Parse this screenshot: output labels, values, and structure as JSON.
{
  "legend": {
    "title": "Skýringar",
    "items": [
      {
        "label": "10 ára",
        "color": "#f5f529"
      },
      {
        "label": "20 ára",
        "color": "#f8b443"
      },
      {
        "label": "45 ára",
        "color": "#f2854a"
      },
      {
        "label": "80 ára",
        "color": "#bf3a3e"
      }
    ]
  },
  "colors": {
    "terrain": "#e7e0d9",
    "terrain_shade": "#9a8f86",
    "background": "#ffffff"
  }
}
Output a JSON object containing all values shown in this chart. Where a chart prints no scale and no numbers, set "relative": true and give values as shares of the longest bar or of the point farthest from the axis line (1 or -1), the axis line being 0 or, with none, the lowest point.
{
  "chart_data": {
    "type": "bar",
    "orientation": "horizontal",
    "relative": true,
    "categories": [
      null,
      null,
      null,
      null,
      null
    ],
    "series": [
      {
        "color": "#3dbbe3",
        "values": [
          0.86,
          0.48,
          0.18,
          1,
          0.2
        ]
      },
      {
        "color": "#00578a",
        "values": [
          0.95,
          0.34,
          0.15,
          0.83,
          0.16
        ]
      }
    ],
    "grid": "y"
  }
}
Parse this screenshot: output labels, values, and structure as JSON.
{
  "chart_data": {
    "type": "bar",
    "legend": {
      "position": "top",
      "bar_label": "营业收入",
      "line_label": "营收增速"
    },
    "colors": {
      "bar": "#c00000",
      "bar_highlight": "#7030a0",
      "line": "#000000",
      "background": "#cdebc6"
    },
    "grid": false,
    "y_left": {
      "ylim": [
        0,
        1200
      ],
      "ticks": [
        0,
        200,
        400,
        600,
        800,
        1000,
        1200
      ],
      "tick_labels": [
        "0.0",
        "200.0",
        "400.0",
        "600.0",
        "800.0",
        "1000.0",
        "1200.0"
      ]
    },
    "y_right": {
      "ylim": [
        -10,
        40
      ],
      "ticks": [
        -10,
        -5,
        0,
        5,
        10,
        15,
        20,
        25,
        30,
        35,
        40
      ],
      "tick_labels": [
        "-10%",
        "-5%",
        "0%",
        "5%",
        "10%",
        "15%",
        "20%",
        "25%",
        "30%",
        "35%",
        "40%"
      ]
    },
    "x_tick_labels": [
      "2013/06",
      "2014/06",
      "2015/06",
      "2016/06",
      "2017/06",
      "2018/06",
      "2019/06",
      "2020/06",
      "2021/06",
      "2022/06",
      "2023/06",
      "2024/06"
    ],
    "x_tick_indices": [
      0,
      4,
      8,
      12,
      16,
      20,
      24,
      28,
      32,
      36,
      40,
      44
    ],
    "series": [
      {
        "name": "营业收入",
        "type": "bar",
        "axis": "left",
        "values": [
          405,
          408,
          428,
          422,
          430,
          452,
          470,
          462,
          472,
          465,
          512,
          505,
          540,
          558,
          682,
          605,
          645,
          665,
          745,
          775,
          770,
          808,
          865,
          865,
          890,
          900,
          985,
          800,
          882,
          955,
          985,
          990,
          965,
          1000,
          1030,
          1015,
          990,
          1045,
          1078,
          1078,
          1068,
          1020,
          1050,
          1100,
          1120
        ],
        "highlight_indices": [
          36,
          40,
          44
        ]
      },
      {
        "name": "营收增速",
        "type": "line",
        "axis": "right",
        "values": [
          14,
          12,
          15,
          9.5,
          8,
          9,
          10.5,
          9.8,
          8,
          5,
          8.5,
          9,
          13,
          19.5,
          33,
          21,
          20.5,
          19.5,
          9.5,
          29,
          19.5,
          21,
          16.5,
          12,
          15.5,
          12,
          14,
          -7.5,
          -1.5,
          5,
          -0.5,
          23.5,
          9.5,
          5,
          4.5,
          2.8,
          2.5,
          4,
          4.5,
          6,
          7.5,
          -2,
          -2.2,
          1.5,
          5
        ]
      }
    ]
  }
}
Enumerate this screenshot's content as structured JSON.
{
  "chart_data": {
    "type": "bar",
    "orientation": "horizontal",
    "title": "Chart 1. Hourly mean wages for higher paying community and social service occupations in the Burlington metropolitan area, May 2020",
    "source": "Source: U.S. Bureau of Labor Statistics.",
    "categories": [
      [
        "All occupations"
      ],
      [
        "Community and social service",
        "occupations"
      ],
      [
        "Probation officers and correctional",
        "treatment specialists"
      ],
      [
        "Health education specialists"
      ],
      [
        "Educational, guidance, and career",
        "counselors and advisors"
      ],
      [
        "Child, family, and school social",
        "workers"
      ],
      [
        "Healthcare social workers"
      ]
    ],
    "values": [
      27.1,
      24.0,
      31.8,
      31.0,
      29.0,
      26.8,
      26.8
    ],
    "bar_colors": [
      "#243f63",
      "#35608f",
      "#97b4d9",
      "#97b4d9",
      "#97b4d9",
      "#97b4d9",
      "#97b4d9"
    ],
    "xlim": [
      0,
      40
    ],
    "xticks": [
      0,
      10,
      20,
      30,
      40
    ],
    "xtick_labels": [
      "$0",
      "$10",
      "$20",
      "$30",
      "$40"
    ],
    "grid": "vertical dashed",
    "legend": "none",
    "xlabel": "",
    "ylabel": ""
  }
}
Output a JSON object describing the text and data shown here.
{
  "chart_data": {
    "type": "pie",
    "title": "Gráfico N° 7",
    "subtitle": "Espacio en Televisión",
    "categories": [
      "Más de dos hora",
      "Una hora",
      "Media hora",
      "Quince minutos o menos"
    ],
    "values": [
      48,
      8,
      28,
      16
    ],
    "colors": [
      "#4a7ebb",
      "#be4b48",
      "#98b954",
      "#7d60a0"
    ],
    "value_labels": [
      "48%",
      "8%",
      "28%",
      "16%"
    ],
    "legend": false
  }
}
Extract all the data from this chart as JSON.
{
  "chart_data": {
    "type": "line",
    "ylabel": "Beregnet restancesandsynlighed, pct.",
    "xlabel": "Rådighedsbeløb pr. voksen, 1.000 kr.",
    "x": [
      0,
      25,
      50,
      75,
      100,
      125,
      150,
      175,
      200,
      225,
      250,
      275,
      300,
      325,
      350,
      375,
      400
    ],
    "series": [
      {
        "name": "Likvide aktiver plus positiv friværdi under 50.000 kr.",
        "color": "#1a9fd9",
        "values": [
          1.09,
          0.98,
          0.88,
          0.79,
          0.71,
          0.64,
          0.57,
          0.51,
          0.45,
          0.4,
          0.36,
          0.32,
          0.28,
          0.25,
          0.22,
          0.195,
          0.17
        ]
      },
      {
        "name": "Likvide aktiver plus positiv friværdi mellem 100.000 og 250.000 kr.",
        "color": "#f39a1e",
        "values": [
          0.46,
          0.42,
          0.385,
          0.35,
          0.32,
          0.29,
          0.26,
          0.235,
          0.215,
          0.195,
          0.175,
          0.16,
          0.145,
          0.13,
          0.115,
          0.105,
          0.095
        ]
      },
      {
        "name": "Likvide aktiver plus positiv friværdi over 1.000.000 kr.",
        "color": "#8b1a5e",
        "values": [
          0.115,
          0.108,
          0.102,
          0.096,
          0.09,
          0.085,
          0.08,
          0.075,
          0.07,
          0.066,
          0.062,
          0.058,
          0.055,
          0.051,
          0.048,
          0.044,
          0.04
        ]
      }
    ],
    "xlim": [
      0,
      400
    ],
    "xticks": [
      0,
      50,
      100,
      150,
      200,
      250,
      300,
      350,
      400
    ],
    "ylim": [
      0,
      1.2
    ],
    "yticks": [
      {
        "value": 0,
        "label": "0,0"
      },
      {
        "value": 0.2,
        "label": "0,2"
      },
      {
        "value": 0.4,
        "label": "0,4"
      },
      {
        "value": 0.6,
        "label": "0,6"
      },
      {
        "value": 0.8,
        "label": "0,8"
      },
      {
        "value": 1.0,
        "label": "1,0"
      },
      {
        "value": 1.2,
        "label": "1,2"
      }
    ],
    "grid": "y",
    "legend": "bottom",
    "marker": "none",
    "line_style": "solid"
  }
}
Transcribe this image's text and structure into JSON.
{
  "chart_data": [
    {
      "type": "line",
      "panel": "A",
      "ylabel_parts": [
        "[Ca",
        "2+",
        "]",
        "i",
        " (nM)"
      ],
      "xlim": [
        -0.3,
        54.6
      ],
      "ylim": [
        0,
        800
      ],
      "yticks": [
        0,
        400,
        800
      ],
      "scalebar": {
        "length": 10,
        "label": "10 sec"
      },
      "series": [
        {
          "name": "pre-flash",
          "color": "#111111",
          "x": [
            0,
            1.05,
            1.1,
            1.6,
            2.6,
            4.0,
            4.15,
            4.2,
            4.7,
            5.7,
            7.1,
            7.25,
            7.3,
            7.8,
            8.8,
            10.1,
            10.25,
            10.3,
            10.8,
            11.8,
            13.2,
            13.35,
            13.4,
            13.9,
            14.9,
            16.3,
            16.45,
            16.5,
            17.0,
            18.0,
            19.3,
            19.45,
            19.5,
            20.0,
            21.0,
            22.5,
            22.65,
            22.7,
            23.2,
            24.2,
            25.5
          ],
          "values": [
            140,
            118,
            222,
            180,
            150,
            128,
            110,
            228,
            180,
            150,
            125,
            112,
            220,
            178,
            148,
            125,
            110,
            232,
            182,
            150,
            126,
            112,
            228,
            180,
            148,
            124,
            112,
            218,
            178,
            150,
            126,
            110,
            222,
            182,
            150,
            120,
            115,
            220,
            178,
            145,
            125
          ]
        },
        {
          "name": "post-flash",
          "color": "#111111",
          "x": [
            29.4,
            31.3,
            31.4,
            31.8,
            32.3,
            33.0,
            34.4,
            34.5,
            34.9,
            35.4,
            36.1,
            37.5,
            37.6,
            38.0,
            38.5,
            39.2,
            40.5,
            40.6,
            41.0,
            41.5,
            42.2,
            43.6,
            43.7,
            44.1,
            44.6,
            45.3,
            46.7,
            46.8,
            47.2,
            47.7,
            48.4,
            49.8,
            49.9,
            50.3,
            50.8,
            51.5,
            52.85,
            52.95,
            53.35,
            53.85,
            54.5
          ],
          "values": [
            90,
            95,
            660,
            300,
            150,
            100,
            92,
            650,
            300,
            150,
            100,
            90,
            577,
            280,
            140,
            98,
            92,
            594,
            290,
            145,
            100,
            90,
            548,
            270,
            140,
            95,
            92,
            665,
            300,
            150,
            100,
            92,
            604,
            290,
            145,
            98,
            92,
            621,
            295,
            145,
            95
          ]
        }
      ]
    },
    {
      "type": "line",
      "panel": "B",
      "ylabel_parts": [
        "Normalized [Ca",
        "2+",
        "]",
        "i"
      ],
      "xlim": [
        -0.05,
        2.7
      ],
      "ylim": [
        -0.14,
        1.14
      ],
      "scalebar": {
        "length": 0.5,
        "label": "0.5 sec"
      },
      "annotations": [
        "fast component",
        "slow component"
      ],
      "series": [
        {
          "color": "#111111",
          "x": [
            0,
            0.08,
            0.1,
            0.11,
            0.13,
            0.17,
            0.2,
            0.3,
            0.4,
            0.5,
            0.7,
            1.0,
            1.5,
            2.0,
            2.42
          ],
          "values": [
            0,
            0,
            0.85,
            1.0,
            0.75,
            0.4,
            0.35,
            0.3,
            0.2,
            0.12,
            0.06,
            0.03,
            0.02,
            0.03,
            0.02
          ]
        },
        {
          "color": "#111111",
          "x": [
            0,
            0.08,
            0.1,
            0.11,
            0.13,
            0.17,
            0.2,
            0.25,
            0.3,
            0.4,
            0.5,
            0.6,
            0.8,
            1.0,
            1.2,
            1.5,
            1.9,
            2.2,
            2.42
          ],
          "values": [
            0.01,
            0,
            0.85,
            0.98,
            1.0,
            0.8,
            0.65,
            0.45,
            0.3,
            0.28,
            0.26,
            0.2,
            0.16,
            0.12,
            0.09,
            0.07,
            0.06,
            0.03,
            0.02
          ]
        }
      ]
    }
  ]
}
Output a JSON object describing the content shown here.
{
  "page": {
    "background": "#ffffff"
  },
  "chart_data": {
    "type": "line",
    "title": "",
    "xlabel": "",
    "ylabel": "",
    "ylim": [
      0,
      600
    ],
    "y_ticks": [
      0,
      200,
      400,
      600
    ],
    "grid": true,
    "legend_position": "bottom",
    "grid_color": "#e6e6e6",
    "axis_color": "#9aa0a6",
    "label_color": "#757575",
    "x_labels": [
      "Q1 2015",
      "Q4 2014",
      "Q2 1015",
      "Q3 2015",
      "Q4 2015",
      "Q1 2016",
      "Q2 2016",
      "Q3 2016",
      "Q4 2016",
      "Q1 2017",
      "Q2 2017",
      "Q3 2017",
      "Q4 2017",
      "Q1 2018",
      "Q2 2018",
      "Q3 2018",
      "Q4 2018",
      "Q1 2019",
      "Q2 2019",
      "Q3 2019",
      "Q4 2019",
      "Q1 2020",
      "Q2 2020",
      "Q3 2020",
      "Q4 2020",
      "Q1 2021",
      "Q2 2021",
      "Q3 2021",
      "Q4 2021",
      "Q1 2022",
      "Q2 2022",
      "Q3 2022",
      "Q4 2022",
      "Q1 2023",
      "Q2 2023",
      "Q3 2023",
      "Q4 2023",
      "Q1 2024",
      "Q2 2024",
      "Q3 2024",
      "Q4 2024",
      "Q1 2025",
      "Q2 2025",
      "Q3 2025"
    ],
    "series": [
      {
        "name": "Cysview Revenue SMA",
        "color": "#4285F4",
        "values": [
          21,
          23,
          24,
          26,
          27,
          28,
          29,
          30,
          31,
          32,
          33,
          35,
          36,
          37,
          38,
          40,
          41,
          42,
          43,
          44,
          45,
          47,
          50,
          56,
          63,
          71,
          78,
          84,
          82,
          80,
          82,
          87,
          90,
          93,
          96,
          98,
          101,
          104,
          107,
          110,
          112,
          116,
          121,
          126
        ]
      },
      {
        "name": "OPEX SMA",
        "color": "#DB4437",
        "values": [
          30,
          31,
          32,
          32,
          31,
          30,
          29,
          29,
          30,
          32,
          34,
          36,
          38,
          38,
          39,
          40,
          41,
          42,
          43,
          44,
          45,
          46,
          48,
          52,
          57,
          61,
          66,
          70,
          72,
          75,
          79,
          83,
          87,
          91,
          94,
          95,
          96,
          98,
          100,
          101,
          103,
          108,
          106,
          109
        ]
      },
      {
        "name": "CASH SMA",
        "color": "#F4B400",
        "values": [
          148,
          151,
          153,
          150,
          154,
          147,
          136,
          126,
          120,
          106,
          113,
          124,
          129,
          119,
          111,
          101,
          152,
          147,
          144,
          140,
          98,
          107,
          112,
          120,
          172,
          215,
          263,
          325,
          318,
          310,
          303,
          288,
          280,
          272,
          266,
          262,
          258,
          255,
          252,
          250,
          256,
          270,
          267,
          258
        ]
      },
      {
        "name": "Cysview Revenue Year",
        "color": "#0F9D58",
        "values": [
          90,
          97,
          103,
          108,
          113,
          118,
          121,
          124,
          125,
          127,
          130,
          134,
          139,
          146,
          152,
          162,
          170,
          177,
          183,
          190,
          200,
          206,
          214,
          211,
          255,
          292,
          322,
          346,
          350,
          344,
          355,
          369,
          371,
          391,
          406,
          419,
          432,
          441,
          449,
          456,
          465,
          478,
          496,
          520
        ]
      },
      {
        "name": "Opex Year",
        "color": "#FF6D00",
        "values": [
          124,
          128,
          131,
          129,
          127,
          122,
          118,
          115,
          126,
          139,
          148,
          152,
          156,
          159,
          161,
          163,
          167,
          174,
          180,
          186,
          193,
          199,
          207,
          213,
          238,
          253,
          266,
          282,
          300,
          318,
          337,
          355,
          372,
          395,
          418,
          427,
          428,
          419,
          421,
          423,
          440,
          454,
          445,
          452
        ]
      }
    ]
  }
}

-=-=-=-=-

Directions for this task: Using the material above, report each line where "friværdi" occurs.

Output below:
        "name": "Likvide aktiver plus positiv friværdi under 50.000 kr.",
        "name": "Likvide aktiver plus positiv friværdi mellem 100.000 og 250.000 kr.",
        "name": "Likvide aktiver plus positiv friværdi over 1.000.000 kr.",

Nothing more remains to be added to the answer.